## Entries provided:
/---
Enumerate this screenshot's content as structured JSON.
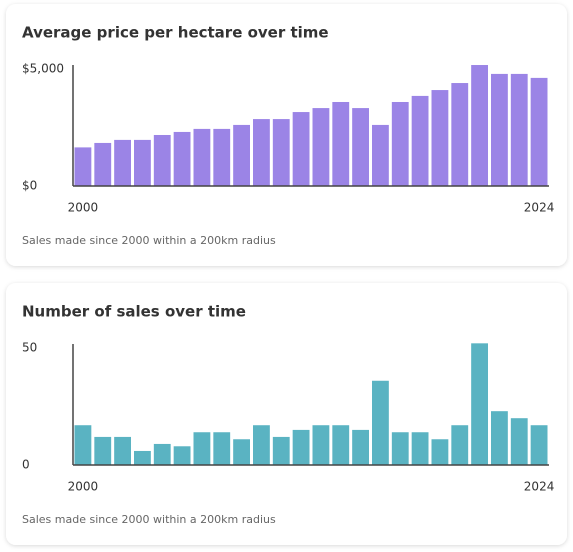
{
  "chart_data": [
    {
      "type": "bar",
      "title": "Average price per hectare over time",
      "note": "Sales made since 2000 within a 200km radius",
      "categories": [
        "2000",
        null,
        null,
        null,
        null,
        null,
        null,
        null,
        null,
        null,
        null,
        null,
        null,
        null,
        null,
        null,
        null,
        null,
        null,
        null,
        null,
        null,
        null,
        "2024"
      ],
      "values": [
        1650,
        1840,
        1970,
        1970,
        2180,
        2310,
        2440,
        2440,
        2610,
        2860,
        2860,
        3160,
        3330,
        3590,
        3330,
        2610,
        3590,
        3850,
        4100,
        4400,
        5170,
        4790,
        4790,
        4620
      ],
      "color": "#9b84e6",
      "ylim": [
        0,
        5000
      ],
      "yticks": [
        {
          "value": 0,
          "label": "$0"
        },
        {
          "value": 5000,
          "label": "$5,000"
        }
      ]
    },
    {
      "type": "bar",
      "title": "Number of sales over time",
      "note": "Sales made since 2000 within a 200km radius",
      "categories": [
        "2000",
        null,
        null,
        null,
        null,
        null,
        null,
        null,
        null,
        null,
        null,
        null,
        null,
        null,
        null,
        null,
        null,
        null,
        null,
        null,
        null,
        null,
        null,
        "2024"
      ],
      "values": [
        17,
        12,
        12,
        6,
        9,
        8,
        14,
        14,
        11,
        17,
        12,
        15,
        17,
        17,
        15,
        36,
        14,
        14,
        11,
        17,
        52,
        23,
        20,
        17
      ],
      "color": "#5ab3c2",
      "ylim": [
        0,
        50
      ],
      "yticks": [
        0,
        50
      ]
    }
  ]
}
\---
## The request:
Report only the number of lines in the listing that contain the word "time".

## Task answer:
2